◆ SUPPLIED TEXT:
I am going on my fifth year as a travel buddy with On The Move Riders Club. There are far too many destinations to list all here. However, some of my favorites include: San Juan Capistrano via Metrolink, Santa Monica, Griffith Park & Observatory, San Antonio Winery, Federal Reserve Bank of LA, LA Farmers Market and Naples Island-Belmont Shore. Oh gosh, just too many favorites to list all. LOL.
Check out our Facebook page to see all the fun places our clubs travel to. https://www.facebook.com/On-the-Move-Riders-Club-507930605966290/?ref=aymt_homepage_panel
A better way to seal beach would be the blue line to pch station and then lbt route 171. I hope the travel buddies knew that but wanted to enjoy a ride on the aqualink and a 1/2 mile walk from alamitos bay landing to the seal beach pier.
The LBT AquaLInk is the key focus of this outing, our goal being to get away from the summer heat in the San Gabriel Valley. We just love riding the AquaLink!! From Seal Beach we took the LBT 131 to Alamitos Landing.

◆ DATA SECTION:
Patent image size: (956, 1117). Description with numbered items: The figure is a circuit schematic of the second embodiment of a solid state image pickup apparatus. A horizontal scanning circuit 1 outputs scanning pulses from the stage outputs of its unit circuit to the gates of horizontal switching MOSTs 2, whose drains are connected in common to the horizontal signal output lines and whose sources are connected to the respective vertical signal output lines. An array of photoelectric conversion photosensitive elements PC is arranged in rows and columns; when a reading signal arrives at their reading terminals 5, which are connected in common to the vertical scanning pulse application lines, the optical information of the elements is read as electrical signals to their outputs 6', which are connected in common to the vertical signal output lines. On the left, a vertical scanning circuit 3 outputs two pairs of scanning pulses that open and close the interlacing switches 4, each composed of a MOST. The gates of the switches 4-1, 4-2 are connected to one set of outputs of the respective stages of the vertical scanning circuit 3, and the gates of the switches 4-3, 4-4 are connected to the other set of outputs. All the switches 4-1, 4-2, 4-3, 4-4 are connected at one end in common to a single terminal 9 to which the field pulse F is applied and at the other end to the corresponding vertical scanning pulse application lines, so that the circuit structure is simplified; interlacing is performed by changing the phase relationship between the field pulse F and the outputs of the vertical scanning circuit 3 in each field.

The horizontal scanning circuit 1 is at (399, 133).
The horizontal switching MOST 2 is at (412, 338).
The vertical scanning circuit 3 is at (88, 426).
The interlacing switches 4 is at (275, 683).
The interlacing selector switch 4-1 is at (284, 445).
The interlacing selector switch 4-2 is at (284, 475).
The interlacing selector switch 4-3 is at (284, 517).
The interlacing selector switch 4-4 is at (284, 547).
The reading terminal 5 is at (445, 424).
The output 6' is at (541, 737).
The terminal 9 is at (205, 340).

◆ WORK REQUEST:
Revise the riders club text, starting with "Check out our" and going on through "to Alamitos Landing.", with "summer heat" changed to "midday heat". The items bear no relation to the riders club text.

◆ PROBLEM SOLUTION:
Check out our Facebook page to see all the fun places our clubs travel to. https://www.facebook.com/On-the-Move-Riders-Club-507930605966290/?ref=aymt_homepage_panel
A better way to seal beach would be the blue line to pch station and then lbt route 171. I hope the travel buddies knew that but wanted to enjoy a ride on the aqualink and a 1/2 mile walk from alamitos bay landing to the seal beach pier.
The LBT AquaLInk is the key focus of this outing, our goal being to get away from the midday heat in the San Gabriel Valley. We just love riding the AquaLink!! From Seal Beach we took the LBT 131 to Alamitos Landing.